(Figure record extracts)

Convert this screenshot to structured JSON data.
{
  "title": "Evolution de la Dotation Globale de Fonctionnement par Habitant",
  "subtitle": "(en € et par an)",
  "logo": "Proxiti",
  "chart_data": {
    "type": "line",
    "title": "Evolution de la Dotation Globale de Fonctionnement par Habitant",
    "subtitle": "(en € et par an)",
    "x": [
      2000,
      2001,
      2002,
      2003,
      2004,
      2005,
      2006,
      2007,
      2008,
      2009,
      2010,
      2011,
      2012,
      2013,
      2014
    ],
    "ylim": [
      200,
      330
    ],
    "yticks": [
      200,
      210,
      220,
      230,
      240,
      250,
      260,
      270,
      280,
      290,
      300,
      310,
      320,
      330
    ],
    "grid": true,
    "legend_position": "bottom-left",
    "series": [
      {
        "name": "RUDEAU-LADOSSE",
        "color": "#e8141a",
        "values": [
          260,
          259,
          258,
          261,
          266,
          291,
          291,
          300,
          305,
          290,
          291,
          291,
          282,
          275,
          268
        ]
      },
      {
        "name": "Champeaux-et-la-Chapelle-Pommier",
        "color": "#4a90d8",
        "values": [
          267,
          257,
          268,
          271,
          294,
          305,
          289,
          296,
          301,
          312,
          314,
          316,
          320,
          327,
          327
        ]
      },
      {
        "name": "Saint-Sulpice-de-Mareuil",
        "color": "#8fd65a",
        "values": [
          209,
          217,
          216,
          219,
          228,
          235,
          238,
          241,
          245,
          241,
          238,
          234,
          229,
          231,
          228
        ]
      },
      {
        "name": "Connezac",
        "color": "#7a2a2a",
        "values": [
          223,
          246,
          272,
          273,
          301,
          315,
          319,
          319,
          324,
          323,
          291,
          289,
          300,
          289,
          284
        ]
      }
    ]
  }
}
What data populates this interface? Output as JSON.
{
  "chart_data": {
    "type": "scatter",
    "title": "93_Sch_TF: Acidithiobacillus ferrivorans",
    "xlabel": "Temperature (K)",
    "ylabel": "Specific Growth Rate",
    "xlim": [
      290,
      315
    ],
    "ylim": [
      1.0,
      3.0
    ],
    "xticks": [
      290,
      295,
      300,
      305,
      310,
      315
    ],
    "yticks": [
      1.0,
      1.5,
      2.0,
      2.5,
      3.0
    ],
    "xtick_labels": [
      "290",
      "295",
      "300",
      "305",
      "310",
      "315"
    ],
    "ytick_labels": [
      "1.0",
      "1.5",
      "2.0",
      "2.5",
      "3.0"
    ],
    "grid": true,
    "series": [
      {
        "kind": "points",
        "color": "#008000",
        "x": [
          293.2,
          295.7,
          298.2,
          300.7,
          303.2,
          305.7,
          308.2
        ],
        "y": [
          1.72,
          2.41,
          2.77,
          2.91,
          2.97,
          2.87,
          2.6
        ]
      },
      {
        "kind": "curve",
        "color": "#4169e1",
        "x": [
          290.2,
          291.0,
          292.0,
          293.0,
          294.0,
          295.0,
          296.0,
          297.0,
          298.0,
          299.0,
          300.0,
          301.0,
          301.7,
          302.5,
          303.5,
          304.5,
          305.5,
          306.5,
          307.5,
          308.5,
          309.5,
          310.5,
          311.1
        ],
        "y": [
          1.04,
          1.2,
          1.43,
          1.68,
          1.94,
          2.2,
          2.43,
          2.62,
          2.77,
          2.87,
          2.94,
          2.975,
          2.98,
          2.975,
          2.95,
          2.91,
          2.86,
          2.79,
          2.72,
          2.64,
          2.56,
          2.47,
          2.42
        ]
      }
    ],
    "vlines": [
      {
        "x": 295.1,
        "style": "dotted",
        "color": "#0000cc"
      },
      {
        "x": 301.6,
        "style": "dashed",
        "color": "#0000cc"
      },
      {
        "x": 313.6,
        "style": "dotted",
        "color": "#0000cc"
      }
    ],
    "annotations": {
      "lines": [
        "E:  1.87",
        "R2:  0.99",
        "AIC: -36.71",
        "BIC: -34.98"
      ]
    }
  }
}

### Exercise description
Faithfully reproduce all of the records, character for character.

### Finished task
Convert this screenshot to structured JSON data.
{
  "title": "Evolution de la Dotation Globale de Fonctionnement par Habitant",
  "subtitle": "(en € et par an)",
  "logo": "Proxiti",
  "chart_data": {
    "type": "line",
    "title": "Evolution de la Dotation Globale de Fonctionnement par Habitant",
    "subtitle": "(en € et par an)",
    "x": [
      2000,
      2001,
      2002,
      2003,
      2004,
      2005,
      2006,
      2007,
      2008,
      2009,
      2010,
      2011,
      2012,
      2013,
      2014
    ],
    "ylim": [
      200,
      330
    ],
    "yticks": [
      200,
      210,
      220,
      230,
      240,
      250,
      260,
      270,
      280,
      290,
      300,
      310,
      320,
      330
    ],
    "grid": true,
    "legend_position": "bottom-left",
    "series": [
      {
        "name": "RUDEAU-LADOSSE",
        "color": "#e8141a",
        "values": [
          260,
          259,
          258,
          261,
          266,
          291,
          291,
          300,
          305,
          290,
          291,
          291,
          282,
          275,
          268
        ]
      },
      {
        "name": "Champeaux-et-la-Chapelle-Pommier",
        "color": "#4a90d8",
        "values": [
          267,
          257,
          268,
          271,
          294,
          305,
          289,
          296,
          301,
          312,
          314,
          316,
          320,
          327,
          327
        ]
      },
      {
        "name": "Saint-Sulpice-de-Mareuil",
        "color": "#8fd65a",
        "values": [
          209,
          217,
          216,
          219,
          228,
          235,
          238,
          241,
          245,
          241,
          238,
          234,
          229,
          231,
          228
        ]
      },
      {
        "name": "Connezac",
        "color": "#7a2a2a",
        "values": [
          223,
          246,
          272,
          273,
          301,
          315,
          319,
          319,
          324,
          323,
          291,
          289,
          300,
          289,
          284
        ]
      }
    ]
  }
}
What data populates this interface? Output as JSON.
{
  "chart_data": {
    "type": "scatter",
    "title": "93_Sch_TF: Acidithiobacillus ferrivorans",
    "xlabel": "Temperature (K)",
    "ylabel": "Specific Growth Rate",
    "xlim": [
      290,
      315
    ],
    "ylim": [
      1.0,
      3.0
    ],
    "xticks": [
      290,
      295,
      300,
      305,
      310,
      315
    ],
    "yticks": [
      1.0,
      1.5,
      2.0,
      2.5,
      3.0
    ],
    "xtick_labels": [
      "290",
      "295",
      "300",
      "305",
      "310",
      "315"
    ],
    "ytick_labels": [
      "1.0",
      "1.5",
      "2.0",
      "2.5",
      "3.0"
    ],
    "grid": true,
    "series": [
      {
        "kind": "points",
        "color": "#008000",
        "x": [
          293.2,
          295.7,
          298.2,
          300.7,
          303.2,
          305.7,
          308.2
        ],
        "y": [
          1.72,
          2.41,
          2.77,
          2.91,
          2.97,
          2.87,
          2.6
        ]
      },
      {
        "kind": "curve",
        "color": "#4169e1",
        "x": [
          290.2,
          291.0,
          292.0,
          293.0,
          294.0,
          295.0,
          296.0,
          297.0,
          298.0,
          299.0,
          300.0,
          301.0,
          301.7,
          302.5,
          303.5,
          304.5,
          305.5,
          306.5,
          307.5,
          308.5,
          309.5,
          310.5,
          311.1
        ],
        "y": [
          1.04,
          1.2,
          1.43,
          1.68,
          1.94,
          2.2,
          2.43,
          2.62,
          2.77,
          2.87,
          2.94,
          2.975,
          2.98,
          2.975,
          2.95,
          2.91,
          2.86,
          2.79,
          2.72,
          2.64,
          2.56,
          2.47,
          2.42
        ]
      }
    ],
    "vlines": [
      {
        "x": 295.1,
        "style": "dotted",
        "color": "#0000cc"
      },
      {
        "x": 301.6,
        "style": "dashed",
        "color": "#0000cc"
      },
      {
        "x": 313.6,
        "style": "dotted",
        "color": "#0000cc"
      }
    ],
    "annotations": {
      "lines": [
        "E:  1.87",
        "R2:  0.99",
        "AIC: -36.71",
        "BIC: -34.98"
      ]
    }
  }
}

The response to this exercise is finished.